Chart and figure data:
────────────────────

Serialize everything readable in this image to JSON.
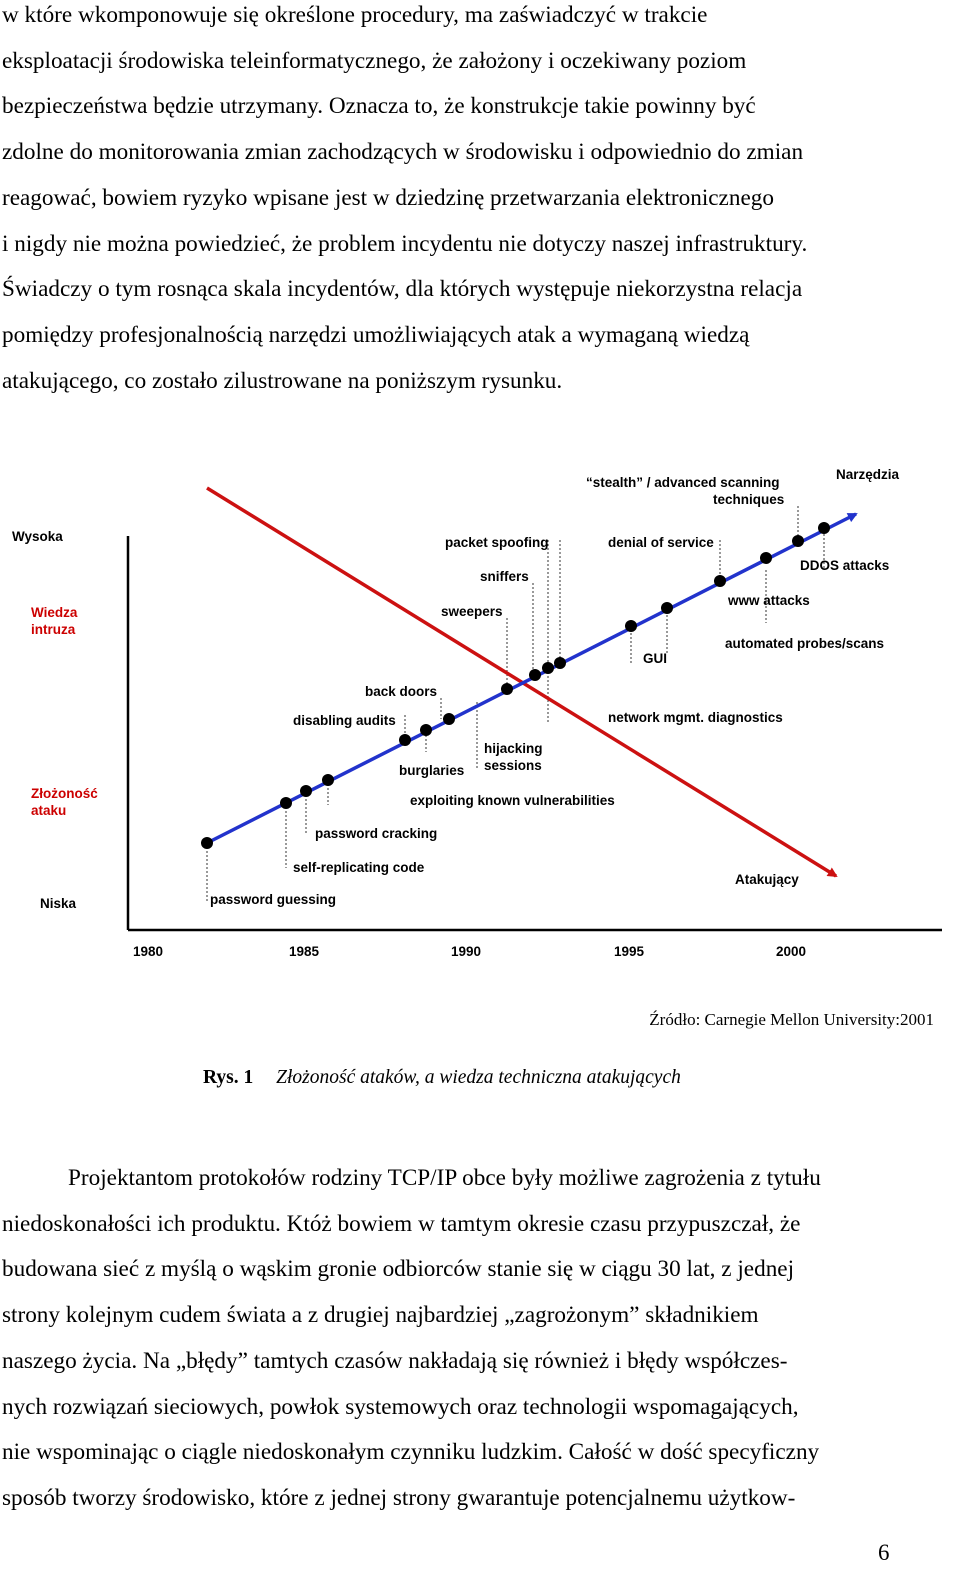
{
  "top_paragraph": [
    "w które wkomponowuje się określone procedury, ma zaświadczyć w trakcie",
    "eksploatacji środowiska teleinformatycznego, że założony i oczekiwany poziom",
    "bezpieczeństwa będzie utrzymany. Oznacza to, że konstrukcje takie powinny być",
    "zdolne do monitorowania zmian zachodzących w środowisku i odpowiednio do zmian",
    "reagować, bowiem ryzyko wpisane jest w dziedzinę przetwarzania elektronicznego",
    "i nigdy nie można powiedzieć, że problem incydentu nie dotyczy naszej infrastruktury.",
    "Świadczy o tym rosnąca skala incydentów, dla których występuje niekorzystna relacja",
    "pomiędzy profesjonalnością narzędzi umożliwiających atak a wymaganą wiedzą",
    "atakującego, co zostało zilustrowane na poniższym rysunku."
  ],
  "figure": {
    "y_labels": {
      "high": "Wysoka",
      "knowledge_1": "Wiedza",
      "knowledge_2": "intruza",
      "complexity_1": "Złożoność",
      "complexity_2": "ataku",
      "low": "Niska"
    },
    "x_ticks": [
      "1980",
      "1985",
      "1990",
      "1995",
      "2000"
    ],
    "series_labels": {
      "tools": "Narzędzia",
      "attacker": "Atakujący"
    },
    "events": {
      "password_guessing": "password guessing",
      "self_replicating": "self-replicating code",
      "password_cracking": "password cracking",
      "exploiting": "exploiting known vulnerabilities",
      "disabling_audits": "disabling audits",
      "back_doors": "back doors",
      "burglaries": "burglaries",
      "hijacking_1": "hijacking",
      "hijacking_2": "sessions",
      "sweepers": "sweepers",
      "sniffers": "sniffers",
      "packet_spoofing": "packet spoofing",
      "network_mgmt": "network mgmt. diagnostics",
      "gui": "GUI",
      "automated_probes": "automated probes/scans",
      "www_attacks": "www attacks",
      "denial_of_service": "denial of service",
      "ddos": "DDOS attacks",
      "stealth_1": "“stealth” / advanced scanning",
      "stealth_2": "techniques"
    },
    "colors": {
      "tools_line": "#2233cc",
      "attacker_line": "#cc1111",
      "axis": "#000000"
    }
  },
  "source": "Źródło: Carnegie Mellon University:2001",
  "caption": {
    "number": "Rys. 1",
    "title": "Złożoność ataków, a wiedza techniczna atakujących"
  },
  "bottom_paragraph": [
    "Projektantom protokołów rodziny TCP/IP obce były możliwe zagrożenia z tytułu",
    "niedoskonałości ich produktu. Któż bowiem w tamtym okresie czasu przypuszczał, że",
    "budowana sieć z myślą o wąskim gronie odbiorców stanie się w ciągu 30 lat, z jednej",
    "strony kolejnym cudem świata a z drugiej najbardziej „zagrożonym” składnikiem",
    "naszego życia. Na „błędy” tamtych czasów nakładają się również i błędy współczes-",
    "nych rozwiązań sieciowych, powłok systemowych oraz technologii wspomagających,",
    "nie wspominając o ciągle niedoskonałym czynniku ludzkim. Całość w dość specyficzny",
    "sposób tworzy środowisko, które z jednej strony gwarantuje potencjalnemu użytkow-"
  ],
  "page_number": "6"
}
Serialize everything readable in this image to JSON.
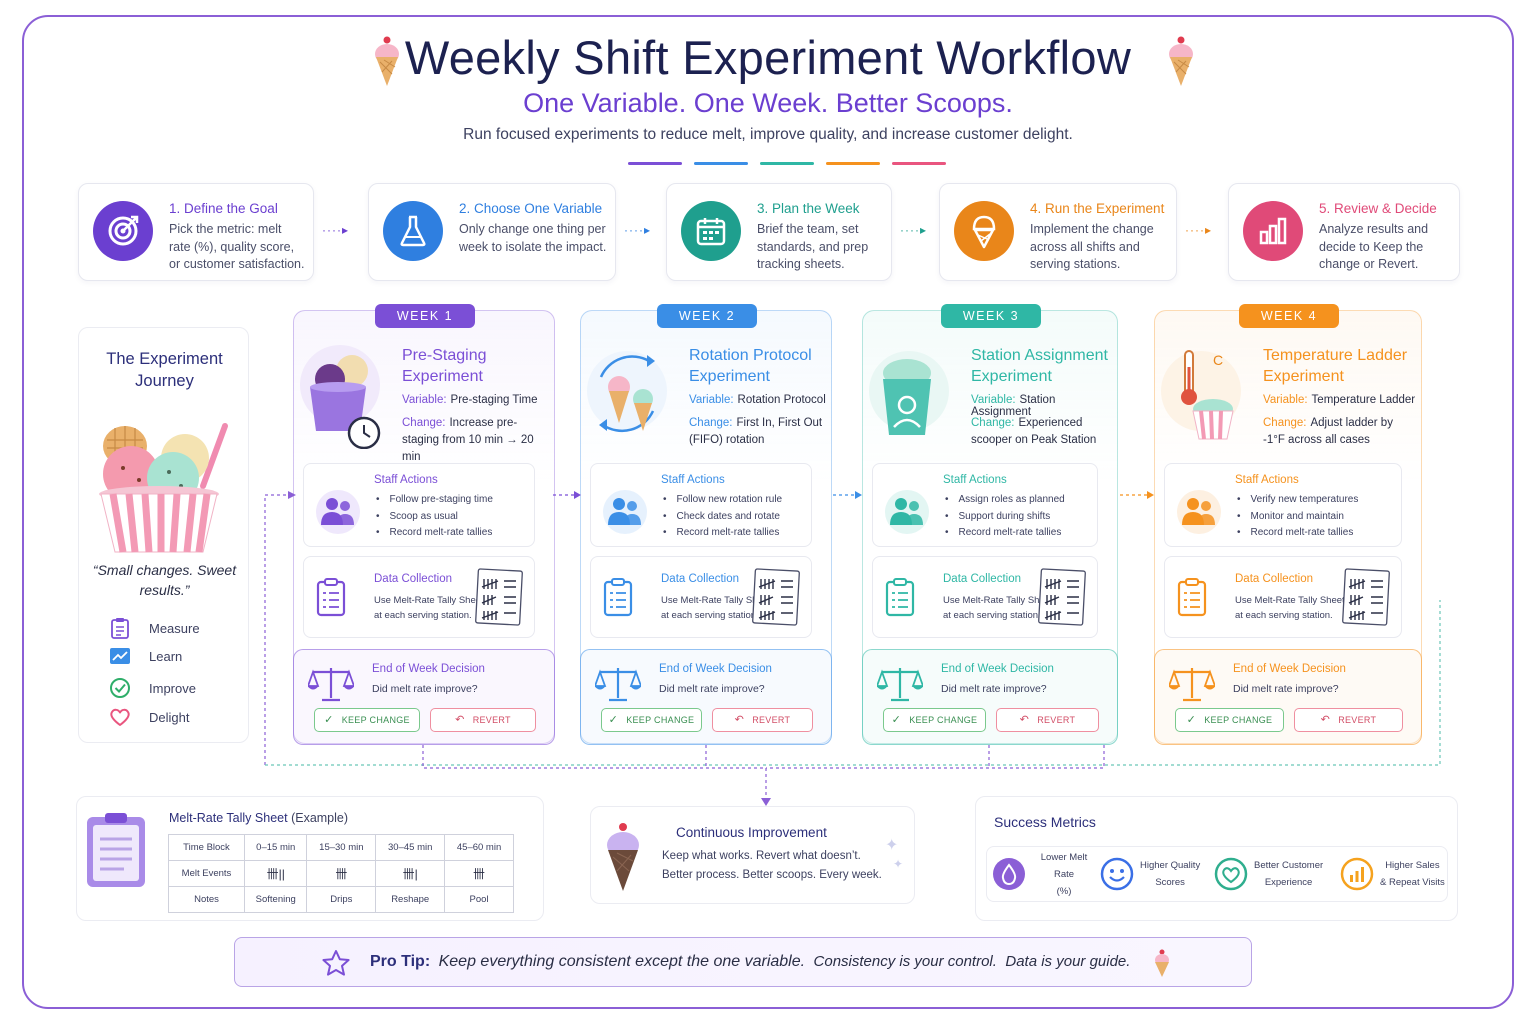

────────────────────

PROBLEM REQUIREMENTS ▸ Please repeat the entries exactly. Do not include the pictures.

ANSWER FOR THE TASK ▸
Serialize everything readable in this image to JSON.
{
  "top_paragraph": [
    "w które wkomponowuje się określone procedury, ma zaświadczyć w trakcie",
    "eksploatacji środowiska teleinformatycznego, że założony i oczekiwany poziom",
    "bezpieczeństwa będzie utrzymany. Oznacza to, że konstrukcje takie powinny być",
    "zdolne do monitorowania zmian zachodzących w środowisku i odpowiednio do zmian",
    "reagować, bowiem ryzyko wpisane jest w dziedzinę przetwarzania elektronicznego",
    "i nigdy nie można powiedzieć, że problem incydentu nie dotyczy naszej infrastruktury.",
    "Świadczy o tym rosnąca skala incydentów, dla których występuje niekorzystna relacja",
    "pomiędzy profesjonalnością narzędzi umożliwiających atak a wymaganą wiedzą",
    "atakującego, co zostało zilustrowane na poniższym rysunku."
  ],
  "figure": {
    "y_labels": {
      "high": "Wysoka",
      "knowledge_1": "Wiedza",
      "knowledge_2": "intruza",
      "complexity_1": "Złożoność",
      "complexity_2": "ataku",
      "low": "Niska"
    },
    "x_ticks": [
      "1980",
      "1985",
      "1990",
      "1995",
      "2000"
    ],
    "series_labels": {
      "tools": "Narzędzia",
      "attacker": "Atakujący"
    },
    "events": {
      "password_guessing": "password guessing",
      "self_replicating": "self-replicating code",
      "password_cracking": "password cracking",
      "exploiting": "exploiting known vulnerabilities",
      "disabling_audits": "disabling audits",
      "back_doors": "back doors",
      "burglaries": "burglaries",
      "hijacking_1": "hijacking",
      "hijacking_2": "sessions",
      "sweepers": "sweepers",
      "sniffers": "sniffers",
      "packet_spoofing": "packet spoofing",
      "network_mgmt": "network mgmt. diagnostics",
      "gui": "GUI",
      "automated_probes": "automated probes/scans",
      "www_attacks": "www attacks",
      "denial_of_service": "denial of service",
      "ddos": "DDOS attacks",
      "stealth_1": "“stealth” / advanced scanning",
      "stealth_2": "techniques"
    },
    "colors": {
      "tools_line": "#2233cc",
      "attacker_line": "#cc1111",
      "axis": "#000000"
    }
  },
  "source": "Źródło: Carnegie Mellon University:2001",
  "caption": {
    "number": "Rys. 1",
    "title": "Złożoność ataków, a wiedza techniczna atakujących"
  },
  "bottom_paragraph": [
    "Projektantom protokołów rodziny TCP/IP obce były możliwe zagrożenia z tytułu",
    "niedoskonałości ich produktu. Któż bowiem w tamtym okresie czasu przypuszczał, że",
    "budowana sieć z myślą o wąskim gronie odbiorców stanie się w ciągu 30 lat, z jednej",
    "strony kolejnym cudem świata a z drugiej najbardziej „zagrożonym” składnikiem",
    "naszego życia. Na „błędy” tamtych czasów nakładają się również i błędy współczes-",
    "nych rozwiązań sieciowych, powłok systemowych oraz technologii wspomagających,",
    "nie wspominając o ciągle niedoskonałym czynniku ludzkim. Całość w dość specyficzny",
    "sposób tworzy środowisko, które z jednej strony gwarantuje potencjalnemu użytkow-"
  ],
  "page_number": "6"
}
Serialize everything readable in this image to JSON.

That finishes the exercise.